- WRITTEN EXERCISE
Counting only lines that hold "plantis", give the total and nothing more.

▬▬▬▬▬▬▬▬▬▬

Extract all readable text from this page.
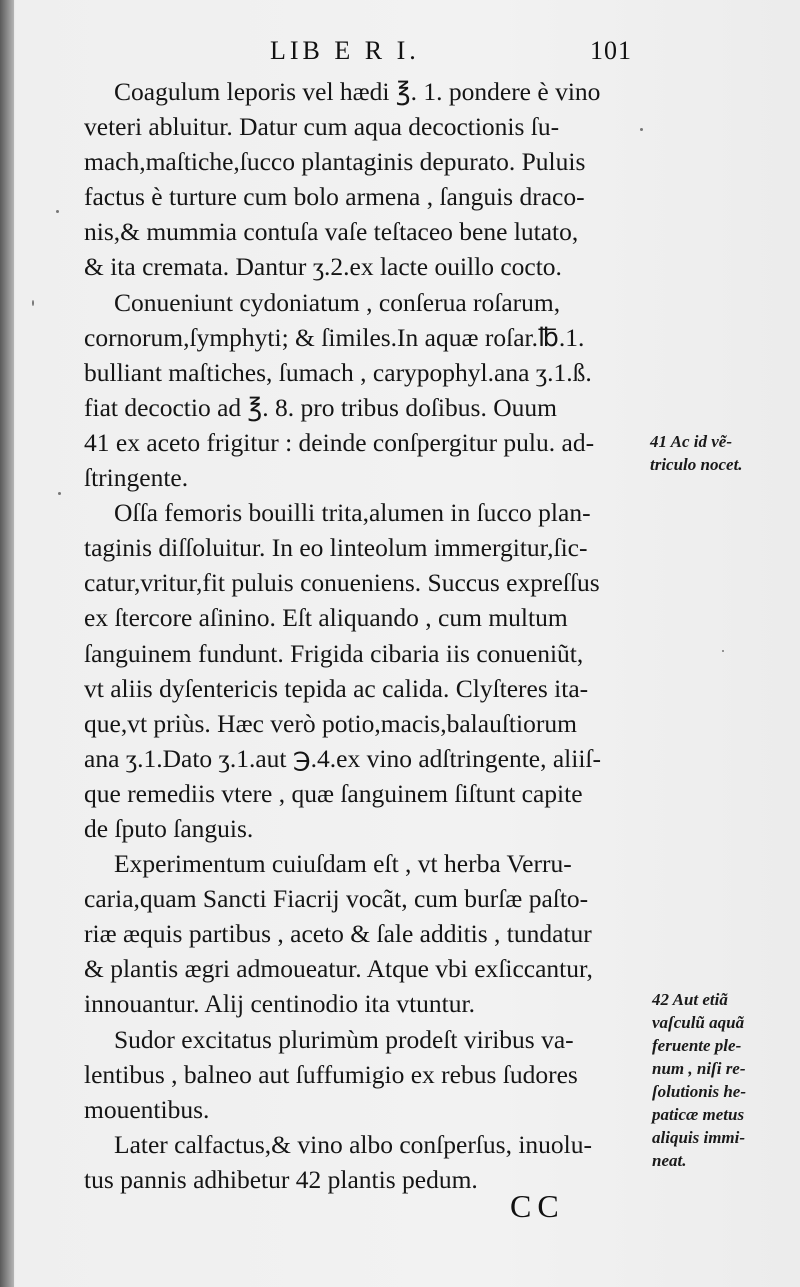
LIB E R I.	101
Coagulum leporis vel hædi ℥. 1. pondere è vino
veteri abluitur. Datur cum aqua decoctionis ſu-
mach,maſtiche,ſucco plantaginis depurato. Puluis
factus è turture cum bolo armena , ſanguis draco-
nis,& mummia contuſa vaſe teſtaceo bene lutato,
& ita cremata. Dantur ʒ.2.ex lacte ouillo cocto.
Conueniunt cydoniatum , conſerua roſarum,
cornorum,ſymphyti; & ſimiles.In aquæ roſar.℔.1.
bulliant maſtiches, ſumach , carypophyl.ana ʒ.1.ß.
fiat decoctio ad ℥. 8. pro tribus doſibus. Ouum
41 ex aceto frigitur : deinde conſpergitur pulu. ad-
ſtringente.
Oſſa femoris bouilli trita,alumen in ſucco plan-
taginis diſſoluitur. In eo linteolum immergitur,ſic-
catur,vritur,fit puluis conueniens. Succus expreſſus
ex ſtercore aſinino. Eſt aliquando , cum multum
ſanguinem fundunt. Frigida cibaria iis conueniũt,
vt aliis dyſentericis tepida ac calida. Clyſteres ita-
que,vt priùs. Hæc verò potio,macis,balauſtiorum
ana ʒ.1.Dato ʒ.1.aut ℈.4.ex vino adſtringente, aliiſ-
que remediis vtere , quæ ſanguinem ſiſtunt capite
de ſputo ſanguis.
Experimentum cuiuſdam eſt , vt herba Verru-
caria,quam Sancti Fiacrij vocãt, cum burſæ paſto-
riæ æquis partibus , aceto & ſale additis , tundatur
& plantis ægri admoueatur. Atque vbi exſiccantur,
innouantur. Alij centinodio ita vtuntur.
Sudor excitatus plurimùm prodeſt viribus va-
lentibus , balneo aut ſuffumigio ex rebus ſudores
mouentibus.
Later calfactus,& vino albo conſperſus, inuolu-
tus pannis adhibetur 42 plantis pedum.
41 Ac id vẽ-
triculo nocet.
42 Aut etiã
vaſculũ aquã
feruente ple-
num , niſi re-
ſolutionis he-
paticæ metus
aliquis immi-
neat.
CC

▬▬▬▬▬▬▬▬▬▬

- SOLUTION FOR THIS TASK
2